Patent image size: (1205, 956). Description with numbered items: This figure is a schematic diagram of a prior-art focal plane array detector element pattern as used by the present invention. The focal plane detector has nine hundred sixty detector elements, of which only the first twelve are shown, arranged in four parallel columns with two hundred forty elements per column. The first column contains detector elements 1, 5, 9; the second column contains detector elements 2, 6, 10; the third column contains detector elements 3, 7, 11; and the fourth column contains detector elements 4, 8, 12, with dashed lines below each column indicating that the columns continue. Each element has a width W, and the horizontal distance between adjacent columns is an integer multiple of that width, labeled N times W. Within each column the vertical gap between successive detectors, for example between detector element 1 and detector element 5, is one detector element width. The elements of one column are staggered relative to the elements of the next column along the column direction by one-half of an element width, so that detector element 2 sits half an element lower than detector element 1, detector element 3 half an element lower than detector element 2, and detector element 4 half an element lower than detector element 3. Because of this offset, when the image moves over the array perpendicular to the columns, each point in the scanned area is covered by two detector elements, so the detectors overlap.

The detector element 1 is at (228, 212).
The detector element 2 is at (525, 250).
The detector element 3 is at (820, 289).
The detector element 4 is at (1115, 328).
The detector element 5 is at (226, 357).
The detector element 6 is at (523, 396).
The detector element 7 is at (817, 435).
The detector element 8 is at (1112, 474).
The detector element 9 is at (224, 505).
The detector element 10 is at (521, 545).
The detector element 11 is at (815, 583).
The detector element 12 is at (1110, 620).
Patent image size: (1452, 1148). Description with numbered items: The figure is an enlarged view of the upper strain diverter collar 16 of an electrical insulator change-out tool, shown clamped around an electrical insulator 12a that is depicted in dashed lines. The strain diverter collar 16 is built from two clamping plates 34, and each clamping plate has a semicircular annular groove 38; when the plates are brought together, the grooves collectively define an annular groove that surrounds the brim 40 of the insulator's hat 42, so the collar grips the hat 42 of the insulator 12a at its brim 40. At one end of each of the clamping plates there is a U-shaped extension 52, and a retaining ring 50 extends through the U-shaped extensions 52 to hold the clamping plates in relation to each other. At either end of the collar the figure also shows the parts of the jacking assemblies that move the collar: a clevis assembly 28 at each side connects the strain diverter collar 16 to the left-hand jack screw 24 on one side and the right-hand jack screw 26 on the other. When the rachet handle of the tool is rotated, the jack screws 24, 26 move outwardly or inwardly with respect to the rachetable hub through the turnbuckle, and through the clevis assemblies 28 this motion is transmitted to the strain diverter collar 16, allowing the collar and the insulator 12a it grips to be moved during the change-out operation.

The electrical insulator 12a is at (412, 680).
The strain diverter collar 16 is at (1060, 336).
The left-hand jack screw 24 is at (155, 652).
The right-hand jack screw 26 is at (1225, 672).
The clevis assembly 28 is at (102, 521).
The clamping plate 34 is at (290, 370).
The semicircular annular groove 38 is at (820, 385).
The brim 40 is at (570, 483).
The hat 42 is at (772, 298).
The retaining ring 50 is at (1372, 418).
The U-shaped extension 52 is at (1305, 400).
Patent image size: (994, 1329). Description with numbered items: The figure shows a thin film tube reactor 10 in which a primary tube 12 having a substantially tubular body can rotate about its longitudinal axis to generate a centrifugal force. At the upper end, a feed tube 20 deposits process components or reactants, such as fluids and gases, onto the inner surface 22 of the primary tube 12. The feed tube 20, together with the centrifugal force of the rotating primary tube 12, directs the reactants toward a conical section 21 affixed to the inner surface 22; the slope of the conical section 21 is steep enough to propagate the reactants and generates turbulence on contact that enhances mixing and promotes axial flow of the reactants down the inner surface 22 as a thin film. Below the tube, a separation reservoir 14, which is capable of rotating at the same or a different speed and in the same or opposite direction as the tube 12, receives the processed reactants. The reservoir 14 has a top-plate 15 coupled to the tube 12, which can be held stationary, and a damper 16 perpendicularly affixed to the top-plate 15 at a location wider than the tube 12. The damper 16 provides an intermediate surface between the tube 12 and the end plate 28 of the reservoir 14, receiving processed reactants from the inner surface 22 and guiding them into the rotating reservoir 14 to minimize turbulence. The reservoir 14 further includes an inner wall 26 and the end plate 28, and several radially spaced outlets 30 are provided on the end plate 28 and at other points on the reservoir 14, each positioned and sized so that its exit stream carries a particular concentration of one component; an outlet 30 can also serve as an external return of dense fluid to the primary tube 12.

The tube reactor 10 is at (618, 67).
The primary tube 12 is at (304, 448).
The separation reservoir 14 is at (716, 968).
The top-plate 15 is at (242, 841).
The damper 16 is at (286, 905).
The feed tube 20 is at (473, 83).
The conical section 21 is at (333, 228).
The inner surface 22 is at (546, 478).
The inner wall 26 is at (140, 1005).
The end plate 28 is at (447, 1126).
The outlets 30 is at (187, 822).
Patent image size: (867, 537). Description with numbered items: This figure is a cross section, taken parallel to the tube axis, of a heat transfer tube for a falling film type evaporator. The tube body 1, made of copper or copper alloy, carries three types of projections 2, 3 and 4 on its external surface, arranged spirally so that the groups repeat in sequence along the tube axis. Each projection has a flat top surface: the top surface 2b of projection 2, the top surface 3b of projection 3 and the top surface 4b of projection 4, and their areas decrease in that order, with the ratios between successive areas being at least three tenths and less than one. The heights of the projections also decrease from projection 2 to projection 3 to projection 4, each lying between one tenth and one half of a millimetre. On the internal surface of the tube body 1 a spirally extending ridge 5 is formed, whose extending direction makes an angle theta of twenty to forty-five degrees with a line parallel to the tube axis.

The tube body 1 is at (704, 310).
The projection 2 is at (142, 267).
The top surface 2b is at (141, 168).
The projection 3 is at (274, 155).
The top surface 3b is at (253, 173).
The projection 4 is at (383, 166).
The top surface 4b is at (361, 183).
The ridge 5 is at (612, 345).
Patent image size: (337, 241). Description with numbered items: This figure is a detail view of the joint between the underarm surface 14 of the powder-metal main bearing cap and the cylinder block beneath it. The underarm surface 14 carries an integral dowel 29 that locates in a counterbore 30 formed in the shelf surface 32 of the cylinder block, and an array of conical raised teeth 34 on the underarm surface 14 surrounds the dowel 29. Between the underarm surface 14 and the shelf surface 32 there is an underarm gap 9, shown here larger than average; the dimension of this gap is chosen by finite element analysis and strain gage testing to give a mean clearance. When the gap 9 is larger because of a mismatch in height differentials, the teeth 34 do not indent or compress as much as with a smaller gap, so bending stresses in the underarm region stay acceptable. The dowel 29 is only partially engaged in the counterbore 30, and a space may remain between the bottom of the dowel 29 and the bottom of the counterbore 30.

What to work on
Give all of the lines above again, swapping "Patent image size" for "Drawing size" wherever it appears and leaving everything else untouched.

Complete output
Drawing size: (1205, 956). Description with numbered items: This figure is a schematic diagram of a prior-art focal plane array detector element pattern as used by the present invention. The focal plane detector has nine hundred sixty detector elements, of which only the first twelve are shown, arranged in four parallel columns with two hundred forty elements per column. The first column contains detector elements 1, 5, 9; the second column contains detector elements 2, 6, 10; the third column contains detector elements 3, 7, 11; and the fourth column contains detector elements 4, 8, 12, with dashed lines below each column indicating that the columns continue. Each element has a width W, and the horizontal distance between adjacent columns is an integer multiple of that width, labeled N times W. Within each column the vertical gap between successive detectors, for example between detector element 1 and detector element 5, is one detector element width. The elements of one column are staggered relative to the elements of the next column along the column direction by one-half of an element width, so that detector element 2 sits half an element lower than detector element 1, detector element 3 half an element lower than detector element 2, and detector element 4 half an element lower than detector element 3. Because of this offset, when the image moves over the array perpendicular to the columns, each point in the scanned area is covered by two detector elements, so the detectors overlap.

The detector element 1 is at (228, 212).
The detector element 2 is at (525, 250).
The detector element 3 is at (820, 289).
The detector element 4 is at (1115, 328).
The detector element 5 is at (226, 357).
The detector element 6 is at (523, 396).
The detector element 7 is at (817, 435).
The detector element 8 is at (1112, 474).
The detector element 9 is at (224, 505).
The detector element 10 is at (521, 545).
The detector element 11 is at (815, 583).
The detector element 12 is at (1110, 620).
Drawing size: (1452, 1148). Description with numbered items: The figure is an enlarged view of the upper strain diverter collar 16 of an electrical insulator change-out tool, shown clamped around an electrical insulator 12a that is depicted in dashed lines. The strain diverter collar 16 is built from two clamping plates 34, and each clamping plate has a semicircular annular groove 38; when the plates are brought together, the grooves collectively define an annular groove that surrounds the brim 40 of the insulator's hat 42, so the collar grips the hat 42 of the insulator 12a at its brim 40. At one end of each of the clamping plates there is a U-shaped extension 52, and a retaining ring 50 extends through the U-shaped extensions 52 to hold the clamping plates in relation to each other. At either end of the collar the figure also shows the parts of the jacking assemblies that move the collar: a clevis assembly 28 at each side connects the strain diverter collar 16 to the left-hand jack screw 24 on one side and the right-hand jack screw 26 on the other. When the rachet handle of the tool is rotated, the jack screws 24, 26 move outwardly or inwardly with respect to the rachetable hub through the turnbuckle, and through the clevis assemblies 28 this motion is transmitted to the strain diverter collar 16, allowing the collar and the insulator 12a it grips to be moved during the change-out operation.

The electrical insulator 12a is at (412, 680).
The strain diverter collar 16 is at (1060, 336).
The left-hand jack screw 24 is at (155, 652).
The right-hand jack screw 26 is at (1225, 672).
The clevis assembly 28 is at (102, 521).
The clamping plate 34 is at (290, 370).
The semicircular annular groove 38 is at (820, 385).
The brim 40 is at (570, 483).
The hat 42 is at (772, 298).
The retaining ring 50 is at (1372, 418).
The U-shaped extension 52 is at (1305, 400).
Drawing size: (994, 1329). Description with numbered items: The figure shows a thin film tube reactor 10 in which a primary tube 12 having a substantially tubular body can rotate about its longitudinal axis to generate a centrifugal force. At the upper end, a feed tube 20 deposits process components or reactants, such as fluids and gases, onto the inner surface 22 of the primary tube 12. The feed tube 20, together with the centrifugal force of the rotating primary tube 12, directs the reactants toward a conical section 21 affixed to the inner surface 22; the slope of the conical section 21 is steep enough to propagate the reactants and generates turbulence on contact that enhances mixing and promotes axial flow of the reactants down the inner surface 22 as a thin film. Below the tube, a separation reservoir 14, which is capable of rotating at the same or a different speed and in the same or opposite direction as the tube 12, receives the processed reactants. The reservoir 14 has a top-plate 15 coupled to the tube 12, which can be held stationary, and a damper 16 perpendicularly affixed to the top-plate 15 at a location wider than the tube 12. The damper 16 provides an intermediate surface between the tube 12 and the end plate 28 of the reservoir 14, receiving processed reactants from the inner surface 22 and guiding them into the rotating reservoir 14 to minimize turbulence. The reservoir 14 further includes an inner wall 26 and the end plate 28, and several radially spaced outlets 30 are provided on the end plate 28 and at other points on the reservoir 14, each positioned and sized so that its exit stream carries a particular concentration of one component; an outlet 30 can also serve as an external return of dense fluid to the primary tube 12.

The tube reactor 10 is at (618, 67).
The primary tube 12 is at (304, 448).
The separation reservoir 14 is at (716, 968).
The top-plate 15 is at (242, 841).
The damper 16 is at (286, 905).
The feed tube 20 is at (473, 83).
The conical section 21 is at (333, 228).
The inner surface 22 is at (546, 478).
The inner wall 26 is at (140, 1005).
The end plate 28 is at (447, 1126).
The outlets 30 is at (187, 822).
Drawing size: (867, 537). Description with numbered items: This figure is a cross section, taken parallel to the tube axis, of a heat transfer tube for a falling film type evaporator. The tube body 1, made of copper or copper alloy, carries three types of projections 2, 3 and 4 on its external surface, arranged spirally so that the groups repeat in sequence along the tube axis. Each projection has a flat top surface: the top surface 2b of projection 2, the top surface 3b of projection 3 and the top surface 4b of projection 4, and their areas decrease in that order, with the ratios between successive areas being at least three tenths and less than one. The heights of the projections also decrease from projection 2 to projection 3 to projection 4, each lying between one tenth and one half of a millimetre. On the internal surface of the tube body 1 a spirally extending ridge 5 is formed, whose extending direction makes an angle theta of twenty to forty-five degrees with a line parallel to the tube axis.

The tube body 1 is at (704, 310).
The projection 2 is at (142, 267).
The top surface 2b is at (141, 168).
The projection 3 is at (274, 155).
The top surface 3b is at (253, 173).
The projection 4 is at (383, 166).
The top surface 4b is at (361, 183).
The ridge 5 is at (612, 345).
Drawing size: (337, 241). Description with numbered items: This figure is a detail view of the joint between the underarm surface 14 of the powder-metal main bearing cap and the cylinder block beneath it. The underarm surface 14 carries an integral dowel 29 that locates in a counterbore 30 formed in the shelf surface 32 of the cylinder block, and an array of conical raised teeth 34 on the underarm surface 14 surrounds the dowel 29. Between the underarm surface 14 and the shelf surface 32 there is an underarm gap 9, shown here larger than average; the dimension of this gap is chosen by finite element analysis and strain gage testing to give a mean clearance. When the gap 9 is larger because of a mismatch in height differentials, the teeth 34 do not indent or compress as much as with a smaller gap, so bending stresses in the underarm region stay acceptable. The dowel 29 is only partially engaged in the counterbore 30, and a space may remain between the bottom of the dowel 29 and the bottom of the counterbore 30.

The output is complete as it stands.